*GIVEN EXERCISE*. Extract all lines from the data beneath that include the word "tanque".
==================================================
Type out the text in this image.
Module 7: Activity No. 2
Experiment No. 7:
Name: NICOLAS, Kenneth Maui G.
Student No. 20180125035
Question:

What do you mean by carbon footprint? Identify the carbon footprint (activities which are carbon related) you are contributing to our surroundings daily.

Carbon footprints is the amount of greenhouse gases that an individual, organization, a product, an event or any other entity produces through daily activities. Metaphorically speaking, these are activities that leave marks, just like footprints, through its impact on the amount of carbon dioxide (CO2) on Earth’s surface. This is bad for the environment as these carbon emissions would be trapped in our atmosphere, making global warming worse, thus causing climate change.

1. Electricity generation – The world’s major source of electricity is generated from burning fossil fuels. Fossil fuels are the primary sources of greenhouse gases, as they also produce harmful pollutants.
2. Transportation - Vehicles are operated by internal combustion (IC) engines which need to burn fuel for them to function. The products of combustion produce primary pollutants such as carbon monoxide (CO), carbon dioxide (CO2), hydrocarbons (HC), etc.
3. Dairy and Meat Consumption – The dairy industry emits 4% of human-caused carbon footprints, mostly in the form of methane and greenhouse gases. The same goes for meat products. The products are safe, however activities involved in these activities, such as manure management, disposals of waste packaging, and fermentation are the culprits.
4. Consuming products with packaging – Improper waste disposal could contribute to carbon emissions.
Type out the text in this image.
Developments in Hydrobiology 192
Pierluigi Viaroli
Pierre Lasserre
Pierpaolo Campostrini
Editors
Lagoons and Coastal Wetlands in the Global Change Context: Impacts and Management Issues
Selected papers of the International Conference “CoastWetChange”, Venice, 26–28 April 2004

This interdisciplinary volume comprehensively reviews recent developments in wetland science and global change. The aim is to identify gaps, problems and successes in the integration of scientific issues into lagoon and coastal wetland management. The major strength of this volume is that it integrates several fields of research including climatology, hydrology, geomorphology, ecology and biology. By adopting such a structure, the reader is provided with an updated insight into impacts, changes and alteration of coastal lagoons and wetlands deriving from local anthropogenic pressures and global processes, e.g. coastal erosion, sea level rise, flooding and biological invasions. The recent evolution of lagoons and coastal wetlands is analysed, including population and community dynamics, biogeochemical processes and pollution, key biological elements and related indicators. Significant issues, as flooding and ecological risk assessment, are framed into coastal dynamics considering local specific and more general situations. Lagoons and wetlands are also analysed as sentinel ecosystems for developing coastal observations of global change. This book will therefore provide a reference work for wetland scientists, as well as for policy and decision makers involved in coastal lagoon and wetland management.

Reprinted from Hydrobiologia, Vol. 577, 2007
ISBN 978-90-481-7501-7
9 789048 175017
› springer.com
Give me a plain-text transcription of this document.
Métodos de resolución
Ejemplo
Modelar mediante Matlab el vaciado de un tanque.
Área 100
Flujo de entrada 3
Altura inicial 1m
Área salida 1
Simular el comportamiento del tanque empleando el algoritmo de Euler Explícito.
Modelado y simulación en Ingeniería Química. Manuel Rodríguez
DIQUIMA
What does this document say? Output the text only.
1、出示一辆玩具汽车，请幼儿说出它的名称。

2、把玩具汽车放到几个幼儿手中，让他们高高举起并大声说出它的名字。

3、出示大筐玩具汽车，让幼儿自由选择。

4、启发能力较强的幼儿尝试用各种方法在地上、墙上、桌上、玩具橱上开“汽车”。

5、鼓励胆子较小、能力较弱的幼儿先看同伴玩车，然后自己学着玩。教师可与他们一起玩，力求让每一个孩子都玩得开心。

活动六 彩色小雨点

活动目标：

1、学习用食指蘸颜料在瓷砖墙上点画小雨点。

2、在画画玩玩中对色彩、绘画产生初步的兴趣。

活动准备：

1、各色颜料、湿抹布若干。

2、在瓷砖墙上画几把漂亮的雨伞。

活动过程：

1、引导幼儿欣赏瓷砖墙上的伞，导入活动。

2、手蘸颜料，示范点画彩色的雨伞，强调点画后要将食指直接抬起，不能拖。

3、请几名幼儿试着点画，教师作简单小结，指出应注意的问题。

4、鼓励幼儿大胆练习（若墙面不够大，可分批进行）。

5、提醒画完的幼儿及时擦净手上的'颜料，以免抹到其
==================================================
*EXERCISE SOLUTION*.
Modelar mediante Matlab el vaciado de un tanque.
Simular el comportamiento del tanque empleando el algoritmo de Euler Explícito.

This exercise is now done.